▶ _Written problem_
Where a line contains the word "Maldives", copy that line.

▶ _Available records_

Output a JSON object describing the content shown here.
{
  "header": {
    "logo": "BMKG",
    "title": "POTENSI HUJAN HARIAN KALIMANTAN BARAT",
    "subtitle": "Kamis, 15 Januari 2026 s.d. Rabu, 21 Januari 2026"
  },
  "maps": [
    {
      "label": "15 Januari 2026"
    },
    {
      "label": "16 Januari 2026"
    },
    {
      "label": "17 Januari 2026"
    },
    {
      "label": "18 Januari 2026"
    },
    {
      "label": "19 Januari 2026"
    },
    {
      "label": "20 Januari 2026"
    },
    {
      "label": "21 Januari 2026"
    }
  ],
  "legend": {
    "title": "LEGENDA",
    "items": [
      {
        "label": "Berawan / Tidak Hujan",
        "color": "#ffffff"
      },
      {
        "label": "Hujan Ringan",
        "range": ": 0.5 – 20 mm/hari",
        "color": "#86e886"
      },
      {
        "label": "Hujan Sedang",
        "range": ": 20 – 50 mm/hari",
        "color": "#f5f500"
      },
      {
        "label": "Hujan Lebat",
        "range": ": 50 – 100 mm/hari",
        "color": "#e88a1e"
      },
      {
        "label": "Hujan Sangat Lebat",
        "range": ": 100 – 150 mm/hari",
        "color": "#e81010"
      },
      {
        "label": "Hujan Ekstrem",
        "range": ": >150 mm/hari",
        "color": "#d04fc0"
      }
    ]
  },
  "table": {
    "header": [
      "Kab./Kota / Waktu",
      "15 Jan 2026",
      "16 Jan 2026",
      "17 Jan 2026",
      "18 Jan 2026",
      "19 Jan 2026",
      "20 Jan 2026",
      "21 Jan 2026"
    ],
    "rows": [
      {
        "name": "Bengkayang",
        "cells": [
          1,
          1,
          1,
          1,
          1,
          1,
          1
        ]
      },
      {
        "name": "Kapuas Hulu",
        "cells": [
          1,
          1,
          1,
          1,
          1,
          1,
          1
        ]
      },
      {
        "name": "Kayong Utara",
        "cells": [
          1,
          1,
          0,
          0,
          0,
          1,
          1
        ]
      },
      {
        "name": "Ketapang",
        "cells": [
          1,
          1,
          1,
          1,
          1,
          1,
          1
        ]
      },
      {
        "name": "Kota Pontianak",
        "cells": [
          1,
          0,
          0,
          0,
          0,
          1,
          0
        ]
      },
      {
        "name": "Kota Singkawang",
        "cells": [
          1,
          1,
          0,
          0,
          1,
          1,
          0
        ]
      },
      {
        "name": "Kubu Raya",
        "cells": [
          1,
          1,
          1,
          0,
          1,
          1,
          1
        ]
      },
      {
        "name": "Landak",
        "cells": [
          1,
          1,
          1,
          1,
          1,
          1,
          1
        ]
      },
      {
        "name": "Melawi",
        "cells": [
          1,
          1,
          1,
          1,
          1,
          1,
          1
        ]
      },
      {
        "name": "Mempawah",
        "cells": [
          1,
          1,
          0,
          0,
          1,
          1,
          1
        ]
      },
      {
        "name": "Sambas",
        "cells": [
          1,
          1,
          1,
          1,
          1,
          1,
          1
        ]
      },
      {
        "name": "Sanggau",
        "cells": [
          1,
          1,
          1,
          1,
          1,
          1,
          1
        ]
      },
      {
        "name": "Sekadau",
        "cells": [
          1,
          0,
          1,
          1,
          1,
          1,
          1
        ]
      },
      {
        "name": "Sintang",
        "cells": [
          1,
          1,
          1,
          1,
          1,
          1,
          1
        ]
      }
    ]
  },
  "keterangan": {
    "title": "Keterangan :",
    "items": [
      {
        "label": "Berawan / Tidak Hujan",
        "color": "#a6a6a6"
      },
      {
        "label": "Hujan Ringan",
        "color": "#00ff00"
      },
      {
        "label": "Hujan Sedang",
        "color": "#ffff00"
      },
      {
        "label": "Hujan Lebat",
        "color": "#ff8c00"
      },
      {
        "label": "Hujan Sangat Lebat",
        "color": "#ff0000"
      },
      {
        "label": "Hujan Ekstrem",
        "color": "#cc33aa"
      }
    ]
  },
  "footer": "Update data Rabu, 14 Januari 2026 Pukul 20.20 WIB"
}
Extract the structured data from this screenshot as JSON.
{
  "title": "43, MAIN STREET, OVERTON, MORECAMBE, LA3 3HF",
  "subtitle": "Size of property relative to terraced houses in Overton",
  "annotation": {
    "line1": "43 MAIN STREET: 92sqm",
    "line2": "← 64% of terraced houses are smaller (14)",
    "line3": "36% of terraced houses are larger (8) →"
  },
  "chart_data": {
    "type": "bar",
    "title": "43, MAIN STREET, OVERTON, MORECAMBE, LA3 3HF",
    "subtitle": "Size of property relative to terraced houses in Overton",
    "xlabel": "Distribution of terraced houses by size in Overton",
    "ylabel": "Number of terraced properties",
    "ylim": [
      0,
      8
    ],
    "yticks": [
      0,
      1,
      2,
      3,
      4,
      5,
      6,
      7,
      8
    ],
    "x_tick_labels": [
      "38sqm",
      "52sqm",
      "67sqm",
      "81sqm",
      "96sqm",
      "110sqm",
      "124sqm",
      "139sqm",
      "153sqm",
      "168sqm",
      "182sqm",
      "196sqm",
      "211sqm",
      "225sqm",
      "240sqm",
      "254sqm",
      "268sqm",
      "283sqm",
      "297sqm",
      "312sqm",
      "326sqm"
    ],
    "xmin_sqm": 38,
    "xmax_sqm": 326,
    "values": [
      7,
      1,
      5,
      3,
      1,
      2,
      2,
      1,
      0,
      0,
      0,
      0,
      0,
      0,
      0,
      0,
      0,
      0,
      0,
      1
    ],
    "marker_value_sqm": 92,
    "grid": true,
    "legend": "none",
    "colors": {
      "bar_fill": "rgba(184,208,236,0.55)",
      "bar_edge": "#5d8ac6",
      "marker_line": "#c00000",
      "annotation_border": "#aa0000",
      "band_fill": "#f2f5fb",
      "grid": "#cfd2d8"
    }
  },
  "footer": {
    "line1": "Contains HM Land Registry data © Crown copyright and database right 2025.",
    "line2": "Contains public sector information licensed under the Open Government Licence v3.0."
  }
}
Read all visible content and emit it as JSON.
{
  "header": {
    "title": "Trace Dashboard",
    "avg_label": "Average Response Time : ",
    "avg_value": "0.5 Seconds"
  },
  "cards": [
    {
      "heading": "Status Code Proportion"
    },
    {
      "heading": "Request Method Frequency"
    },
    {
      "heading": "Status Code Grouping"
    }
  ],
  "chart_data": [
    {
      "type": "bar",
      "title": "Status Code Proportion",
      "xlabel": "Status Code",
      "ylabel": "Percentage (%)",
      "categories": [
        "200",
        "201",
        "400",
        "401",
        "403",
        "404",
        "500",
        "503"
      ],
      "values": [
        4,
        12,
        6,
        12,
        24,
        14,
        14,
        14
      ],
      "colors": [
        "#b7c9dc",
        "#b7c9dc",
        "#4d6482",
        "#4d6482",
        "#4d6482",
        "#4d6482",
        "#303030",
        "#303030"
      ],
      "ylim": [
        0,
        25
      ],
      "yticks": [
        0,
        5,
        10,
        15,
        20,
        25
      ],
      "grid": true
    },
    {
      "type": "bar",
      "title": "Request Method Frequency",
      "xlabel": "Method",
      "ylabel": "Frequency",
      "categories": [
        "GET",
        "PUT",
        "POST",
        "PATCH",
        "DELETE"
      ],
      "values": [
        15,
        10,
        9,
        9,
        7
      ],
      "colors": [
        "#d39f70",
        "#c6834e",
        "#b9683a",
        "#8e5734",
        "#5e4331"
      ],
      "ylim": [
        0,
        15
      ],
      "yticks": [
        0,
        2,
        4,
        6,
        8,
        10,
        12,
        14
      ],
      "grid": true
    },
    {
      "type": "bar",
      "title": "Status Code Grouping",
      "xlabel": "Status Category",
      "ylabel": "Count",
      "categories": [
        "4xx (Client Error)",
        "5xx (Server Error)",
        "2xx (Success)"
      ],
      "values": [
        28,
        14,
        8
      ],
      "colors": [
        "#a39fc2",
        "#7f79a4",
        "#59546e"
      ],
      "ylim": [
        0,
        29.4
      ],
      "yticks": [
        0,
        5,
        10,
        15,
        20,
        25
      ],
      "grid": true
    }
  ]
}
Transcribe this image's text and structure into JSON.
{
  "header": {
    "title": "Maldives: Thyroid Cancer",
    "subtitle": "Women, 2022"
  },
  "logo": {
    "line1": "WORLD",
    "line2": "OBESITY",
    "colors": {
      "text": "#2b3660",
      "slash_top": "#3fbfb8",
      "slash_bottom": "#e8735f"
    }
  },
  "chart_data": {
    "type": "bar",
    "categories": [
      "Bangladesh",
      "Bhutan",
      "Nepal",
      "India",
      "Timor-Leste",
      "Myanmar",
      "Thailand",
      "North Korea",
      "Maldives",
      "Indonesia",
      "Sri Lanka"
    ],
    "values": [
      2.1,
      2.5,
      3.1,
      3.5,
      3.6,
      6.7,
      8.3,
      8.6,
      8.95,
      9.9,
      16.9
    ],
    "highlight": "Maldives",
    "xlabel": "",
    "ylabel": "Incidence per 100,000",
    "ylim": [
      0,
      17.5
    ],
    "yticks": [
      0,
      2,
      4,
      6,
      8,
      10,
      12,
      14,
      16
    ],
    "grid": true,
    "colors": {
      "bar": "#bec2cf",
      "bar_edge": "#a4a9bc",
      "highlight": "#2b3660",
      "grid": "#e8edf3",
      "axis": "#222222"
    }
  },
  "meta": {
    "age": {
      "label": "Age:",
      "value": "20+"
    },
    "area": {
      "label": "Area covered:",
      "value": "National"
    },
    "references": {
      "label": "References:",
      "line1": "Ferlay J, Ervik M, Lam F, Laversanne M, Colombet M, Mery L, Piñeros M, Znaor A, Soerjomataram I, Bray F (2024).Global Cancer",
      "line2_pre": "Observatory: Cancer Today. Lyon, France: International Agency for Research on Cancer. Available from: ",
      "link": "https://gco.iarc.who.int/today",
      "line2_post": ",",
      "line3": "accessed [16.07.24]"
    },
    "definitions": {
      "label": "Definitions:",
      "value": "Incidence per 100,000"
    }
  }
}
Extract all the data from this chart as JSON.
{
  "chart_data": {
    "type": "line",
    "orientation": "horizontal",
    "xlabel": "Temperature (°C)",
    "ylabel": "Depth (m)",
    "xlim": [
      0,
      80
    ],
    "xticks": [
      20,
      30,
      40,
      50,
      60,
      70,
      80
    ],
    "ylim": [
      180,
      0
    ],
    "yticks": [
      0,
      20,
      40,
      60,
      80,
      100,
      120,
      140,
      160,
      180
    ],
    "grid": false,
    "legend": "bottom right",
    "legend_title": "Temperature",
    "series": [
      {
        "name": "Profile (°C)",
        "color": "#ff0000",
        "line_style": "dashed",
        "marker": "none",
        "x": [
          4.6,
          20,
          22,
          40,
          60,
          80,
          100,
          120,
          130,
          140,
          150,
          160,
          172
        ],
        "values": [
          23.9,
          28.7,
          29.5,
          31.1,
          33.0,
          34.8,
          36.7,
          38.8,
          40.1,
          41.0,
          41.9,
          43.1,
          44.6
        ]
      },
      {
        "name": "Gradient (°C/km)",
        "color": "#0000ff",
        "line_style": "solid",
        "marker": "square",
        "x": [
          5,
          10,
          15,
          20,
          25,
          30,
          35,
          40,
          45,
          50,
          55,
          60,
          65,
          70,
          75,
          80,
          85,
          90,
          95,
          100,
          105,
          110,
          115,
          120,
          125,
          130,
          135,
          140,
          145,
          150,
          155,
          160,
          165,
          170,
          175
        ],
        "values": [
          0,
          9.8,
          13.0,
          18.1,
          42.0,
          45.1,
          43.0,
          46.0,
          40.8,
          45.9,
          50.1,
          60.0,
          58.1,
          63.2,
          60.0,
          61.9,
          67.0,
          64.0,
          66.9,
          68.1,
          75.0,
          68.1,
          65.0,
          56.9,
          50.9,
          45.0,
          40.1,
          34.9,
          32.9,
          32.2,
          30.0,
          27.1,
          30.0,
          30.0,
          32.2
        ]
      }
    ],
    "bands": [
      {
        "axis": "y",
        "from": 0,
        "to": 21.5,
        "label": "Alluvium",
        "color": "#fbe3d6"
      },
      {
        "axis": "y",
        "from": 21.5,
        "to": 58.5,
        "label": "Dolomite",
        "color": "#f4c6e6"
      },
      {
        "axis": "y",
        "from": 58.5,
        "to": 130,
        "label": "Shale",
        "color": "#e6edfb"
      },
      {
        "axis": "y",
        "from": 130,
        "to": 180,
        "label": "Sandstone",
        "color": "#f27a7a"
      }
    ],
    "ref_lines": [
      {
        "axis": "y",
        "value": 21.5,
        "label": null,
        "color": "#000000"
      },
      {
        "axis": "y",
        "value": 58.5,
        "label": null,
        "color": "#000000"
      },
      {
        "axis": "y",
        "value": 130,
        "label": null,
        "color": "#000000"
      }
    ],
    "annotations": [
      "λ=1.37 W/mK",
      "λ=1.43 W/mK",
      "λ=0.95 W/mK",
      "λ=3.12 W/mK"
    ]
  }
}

▶ _Final answer_
    "title": "Maldives: Thyroid Cancer",
      "Maldives",
    "highlight": "Maldives",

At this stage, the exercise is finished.